_Challenge_
Single out each line with the word "Ribociclib" and copy it.

_Supplied records_

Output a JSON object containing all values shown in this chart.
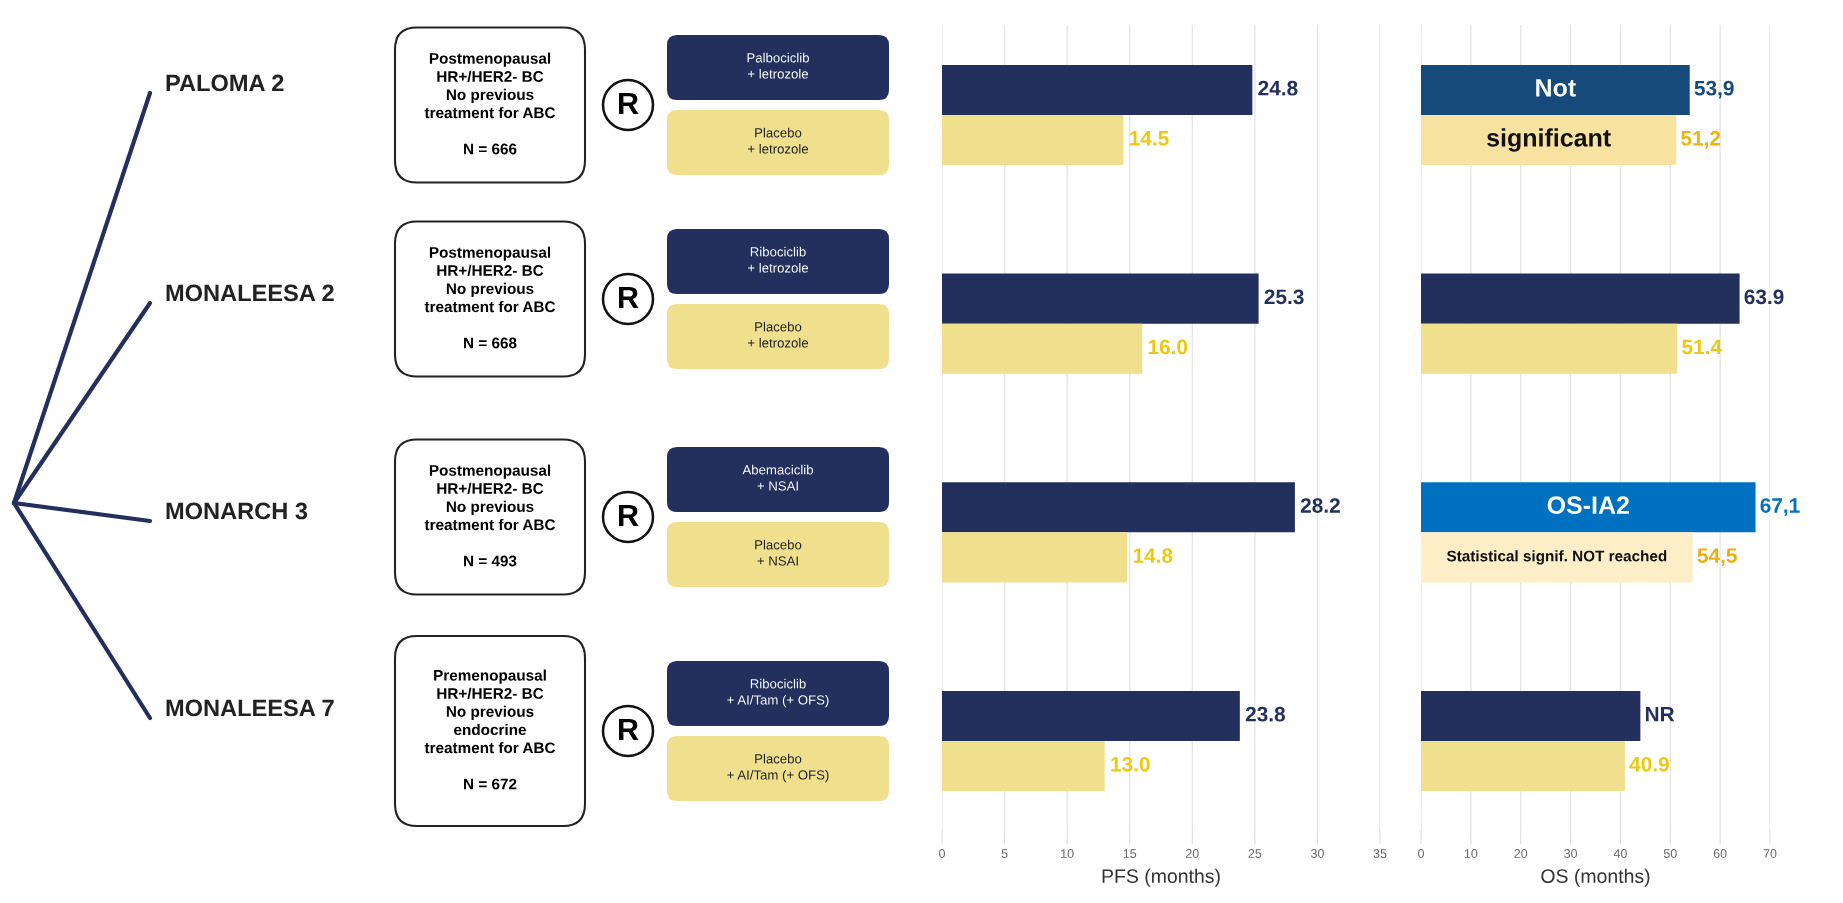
{
  "chart_data": [
    {
      "type": "other",
      "annotations": [
        "PALOMA 2",
        "Postmenopausal\nHR+/HER2- BC\nNo previous\ntreatment for ABC\n\nN = 666",
        "R",
        "Palbociclib\n+ letrozole",
        "Placebo\n+ letrozole",
        "MONALEESA 2",
        "Postmenopausal\nHR+/HER2- BC\nNo previous\ntreatment for ABC\n\nN = 668",
        "R",
        "Ribociclib\n+ letrozole",
        "Placebo\n+ letrozole",
        "MONARCH 3",
        "Postmenopausal\nHR+/HER2- BC\nNo previous\ntreatment for ABC\n\nN = 493",
        "R",
        "Abemaciclib\n+ NSAI",
        "Placebo\n+ NSAI",
        "MONALEESA 7",
        "Premenopausal\nHR+/HER2- BC\nNo previous\nendocrine\ntreatment for ABC\n\nN = 672",
        "R",
        "Ribociclib\n+ AI/Tam (+ OFS)",
        "Placebo\n+ AI/Tam (+ OFS)"
      ]
    },
    {
      "type": "bar",
      "orientation": "horizontal",
      "xlabel": "PFS (months)",
      "categories": [
        null,
        null,
        null,
        null
      ],
      "series": [
        {
          "color": "#23305e",
          "values": [
            24.8,
            25.3,
            28.2,
            23.8
          ],
          "value_labels": [
            "24.8",
            "25.3",
            "28.2",
            "23.8"
          ]
        },
        {
          "color": "#f0e08e",
          "values": [
            14.5,
            16.0,
            14.8,
            13.0
          ],
          "value_labels": [
            "14.5",
            "16.0",
            "14.8",
            "13.0"
          ]
        }
      ],
      "xlim": [
        0,
        35
      ],
      "xticks": [
        0,
        5,
        10,
        15,
        20,
        25,
        30,
        35
      ],
      "grid": "x"
    },
    {
      "type": "bar",
      "orientation": "horizontal",
      "xlabel": "OS (months)",
      "categories": [
        null,
        null,
        null,
        null
      ],
      "series": [
        {
          "colors": [
            "#154a7a",
            "#23305e",
            "#0070c0",
            "#23305e"
          ],
          "values": [
            53.9,
            63.9,
            67.1,
            44
          ],
          "value_labels": [
            "53,9",
            "63.9",
            "67,1",
            "NR"
          ]
        },
        {
          "colors": [
            "#f8e2a0",
            "#f0e08e",
            "#fdeec8",
            "#f0e08e"
          ],
          "values": [
            51.2,
            51.4,
            54.5,
            40.9
          ],
          "value_labels": [
            "51,2",
            "51.4",
            "54,5",
            "40.9"
          ]
        }
      ],
      "xlim": [
        0,
        70
      ],
      "xticks": [
        0,
        10,
        20,
        30,
        40,
        50,
        60,
        70
      ],
      "grid": "x",
      "annotations": [
        "Not",
        "significant",
        "OS-IA2",
        "Statistical signif. NOT reached"
      ]
    }
  ]
}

_Answer to the problem_
        "Ribociclib\n+ letrozole",
        "Ribociclib\n+ AI/Tam (+ OFS)",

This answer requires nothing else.